## BEGIN Record excerpts
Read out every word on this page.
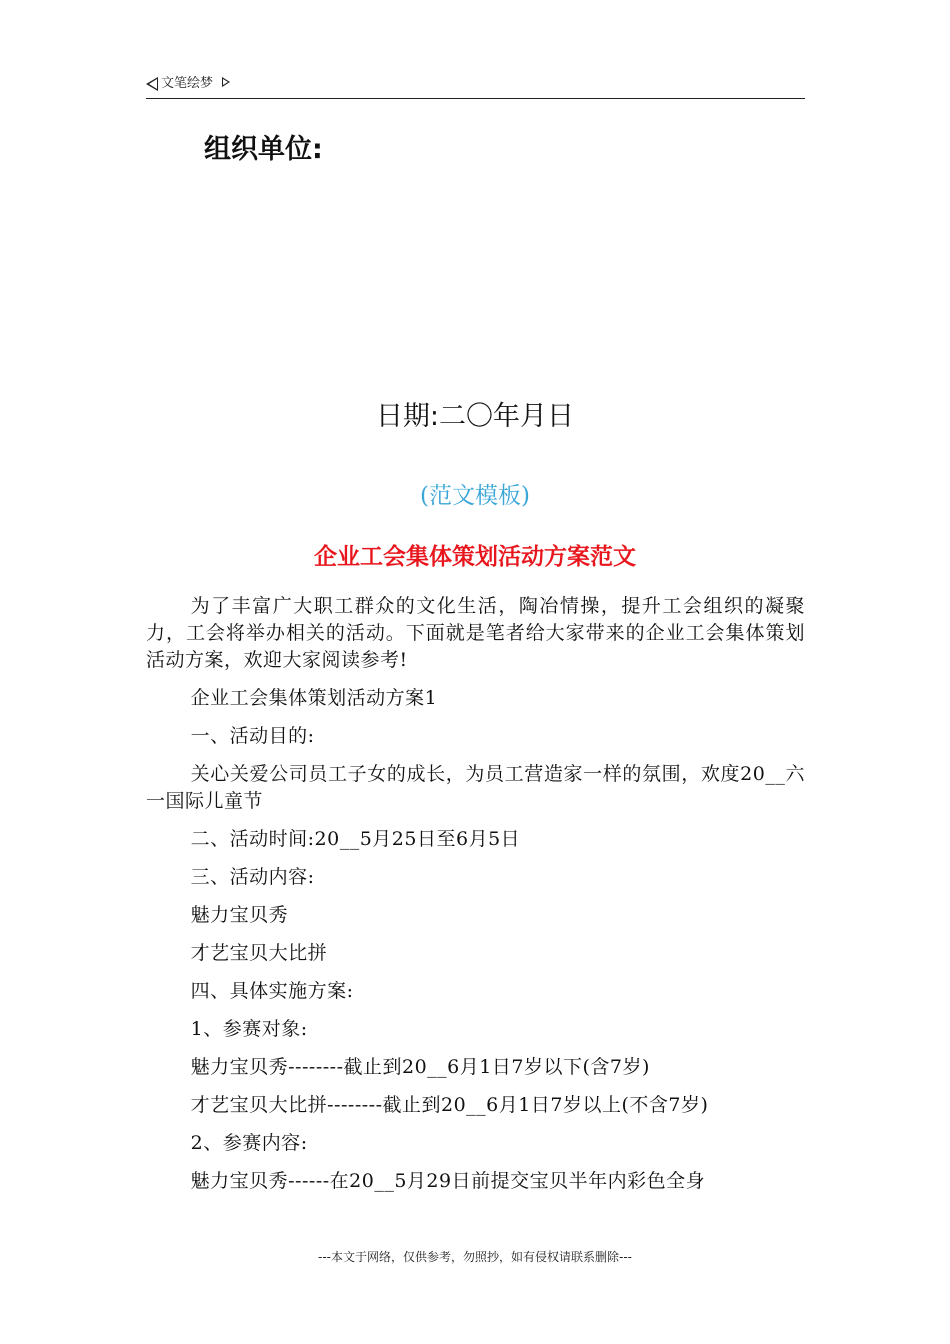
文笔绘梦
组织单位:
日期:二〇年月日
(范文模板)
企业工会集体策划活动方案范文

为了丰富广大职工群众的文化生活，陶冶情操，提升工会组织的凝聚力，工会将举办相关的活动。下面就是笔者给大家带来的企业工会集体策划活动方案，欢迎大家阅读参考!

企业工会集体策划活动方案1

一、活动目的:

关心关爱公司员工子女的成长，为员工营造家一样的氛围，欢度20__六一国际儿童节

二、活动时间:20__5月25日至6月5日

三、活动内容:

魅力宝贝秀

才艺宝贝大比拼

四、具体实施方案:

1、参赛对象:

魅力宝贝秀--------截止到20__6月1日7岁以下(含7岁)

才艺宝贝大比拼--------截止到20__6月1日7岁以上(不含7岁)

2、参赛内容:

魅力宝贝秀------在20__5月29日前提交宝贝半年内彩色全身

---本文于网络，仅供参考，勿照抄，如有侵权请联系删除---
## END Record excerpts
- Instructions for the task: Copy each line of the records that contains the word "才艺宝贝大比拼".

- Output:
才艺宝贝大比拼
才艺宝贝大比拼--------截止到20__6月1日7岁以上(不含7岁)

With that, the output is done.